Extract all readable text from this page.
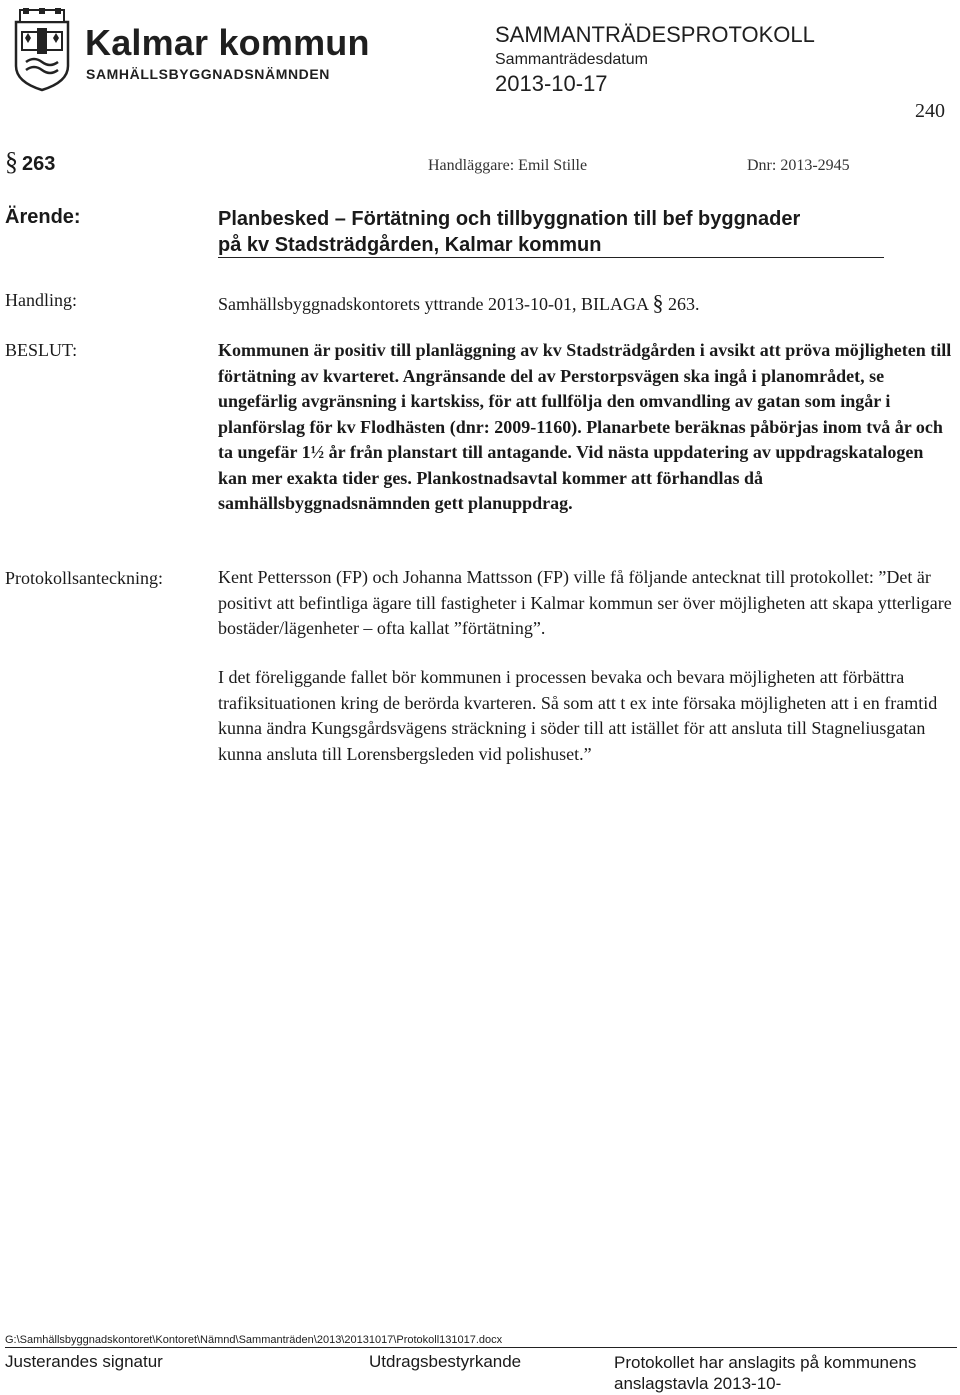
Kalmar kommun
SAMHÄLLSBYGGNADSNÄMNDEN
SAMMANTRÄDESPROTOKOLL
Sammanträdesdatum
2013-10-17
240
§ 263	Handläggare: Emil Stille	Dnr: 2013-2945
Ärende:	Planbesked – Förtätning och tillbyggnation till bef byggnader
på kv Stadsträdgården, Kalmar kommun
Handling:	Samhällsbyggnadskontorets yttrande 2013-10-01, BILAGA § 263.
BESLUT:	Kommunen är positiv till planläggning av kv Stadsträdgården i avsikt att pröva möjligheten till förtätning av kvarteret. Angränsande del av Perstorpsvägen ska ingå i planområdet, se ungefärlig avgränsning i kartskiss, för att fullfölja den omvandling av gatan som ingår i planförslag för kv Flodhästen (dnr: 2009-1160). Planarbete beräknas påbörjas inom två år och ta ungefär 1½ år från planstart till antagande. Vid nästa uppdatering av uppdragskatalogen kan mer exakta tider ges. Plankostnadsavtal kommer att förhandlas då samhällsbyggnadsnämnden gett planuppdrag.
Protokollsanteckning:	Kent Pettersson (FP) och Johanna Mattsson (FP) ville få följande antecknat till protokollet: ”Det är positivt att befintliga ägare till fastigheter i Kalmar kommun ser över möjligheten att skapa ytterligare bostäder/lägenheter – ofta kallat ”förtätning”.
I det föreliggande fallet bör kommunen i processen bevaka och bevara möjligheten att förbättra trafiksituationen kring de berörda kvarteren. Så som att t ex inte försaka möjligheten att i en framtid kunna ändra Kungsgårdsvägens sträckning i söder till att istället för att ansluta till Stagneliusgatan kunna ansluta till Lorensbergsleden vid polishuset.”
G:\Samhällsbyggnadskontoret\Kontoret\Nämnd\Sammanträden\2013\20131017\Protokoll131017.docx
Justerandes signatur	Utdragsbestyrkande	Protokollet har anslagits på kommunens anslagstavla 2013-10-
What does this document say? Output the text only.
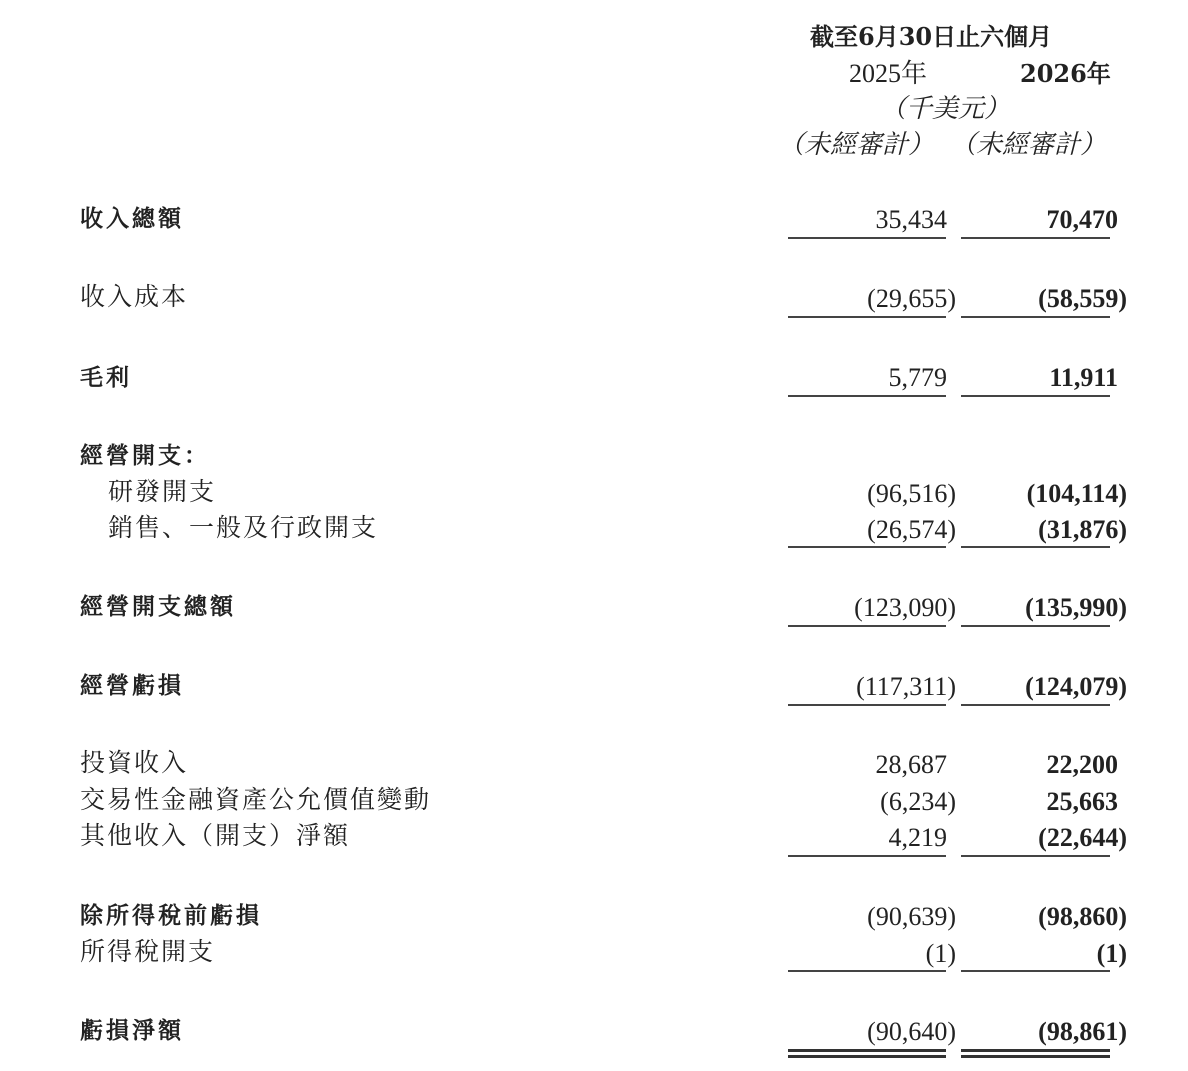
截至6月30日止六個月
2025年	2026年
（千美元）
（未經審計） （未經審計）
收入總額	35,434	70,470
收入成本	(29,655)	(58,559)
毛利	5,779	11,911
經營開支：
研發開支	(96,516)	(104,114)
銷售、一般及行政開支	(26,574)	(31,876)
經營開支總額	(123,090)	(135,990)
經營虧損	(117,311)	(124,079)
投資收入	28,687	22,200
交易性金融資產公允價值變動	(6,234)	25,663
其他收入（開支）淨額	4,219	(22,644)
除所得稅前虧損	(90,639)	(98,860)
所得稅開支	(1)	(1)
虧損淨額	(90,640)	(98,861)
_ _ _ _ _ _ _
• _What to produce_: Set the entries down again exactly. Do not include the images.

• _Solution for this exercise_:
Extract all readable text from this page.
Kalmar kommun
SAMHÄLLSBYGGNADSNÄMNDEN
SAMMANTRÄDESPROTOKOLL
Sammanträdesdatum
2013-10-17
240
§ 263	Handläggare: Emil Stille	Dnr: 2013-2945
Ärende:	Planbesked – Förtätning och tillbyggnation till bef byggnader
på kv Stadsträdgården, Kalmar kommun
Handling:	Samhällsbyggnadskontorets yttrande 2013-10-01, BILAGA § 263.
BESLUT:	Kommunen är positiv till planläggning av kv Stadsträdgården i avsikt att pröva möjligheten till förtätning av kvarteret. Angränsande del av Perstorpsvägen ska ingå i planområdet, se ungefärlig avgränsning i kartskiss, för att fullfölja den omvandling av gatan som ingår i planförslag för kv Flodhästen (dnr: 2009-1160). Planarbete beräknas påbörjas inom två år och ta ungefär 1½ år från planstart till antagande. Vid nästa uppdatering av uppdragskatalogen kan mer exakta tider ges. Plankostnadsavtal kommer att förhandlas då samhällsbyggnadsnämnden gett planuppdrag.
Protokollsanteckning:	Kent Pettersson (FP) och Johanna Mattsson (FP) ville få följande antecknat till protokollet: ”Det är positivt att befintliga ägare till fastigheter i Kalmar kommun ser över möjligheten att skapa ytterligare bostäder/lägenheter – ofta kallat ”förtätning”.
I det föreliggande fallet bör kommunen i processen bevaka och bevara möjligheten att förbättra trafiksituationen kring de berörda kvarteren. Så som att t ex inte försaka möjligheten att i en framtid kunna ändra Kungsgårdsvägens sträckning i söder till att istället för att ansluta till Stagneliusgatan kunna ansluta till Lorensbergsleden vid polishuset.”
G:\Samhällsbyggnadskontoret\Kontoret\Nämnd\Sammanträden\2013\20131017\Protokoll131017.docx
Justerandes signatur	Utdragsbestyrkande	Protokollet har anslagits på kommunens anslagstavla 2013-10-
What does this document say? Output the text only.
截至6月30日止六個月
2025年	2026年
（千美元）
（未經審計） （未經審計）
收入總額	35,434	70,470
收入成本	(29,655)	(58,559)
毛利	5,779	11,911
經營開支：
研發開支	(96,516)	(104,114)
銷售、一般及行政開支	(26,574)	(31,876)
經營開支總額	(123,090)	(135,990)
經營虧損	(117,311)	(124,079)
投資收入	28,687	22,200
交易性金融資產公允價值變動	(6,234)	25,663
其他收入（開支）淨額	4,219	(22,644)
除所得稅前虧損	(90,639)	(98,860)
所得稅開支	(1)	(1)
虧損淨額	(90,640)	(98,861)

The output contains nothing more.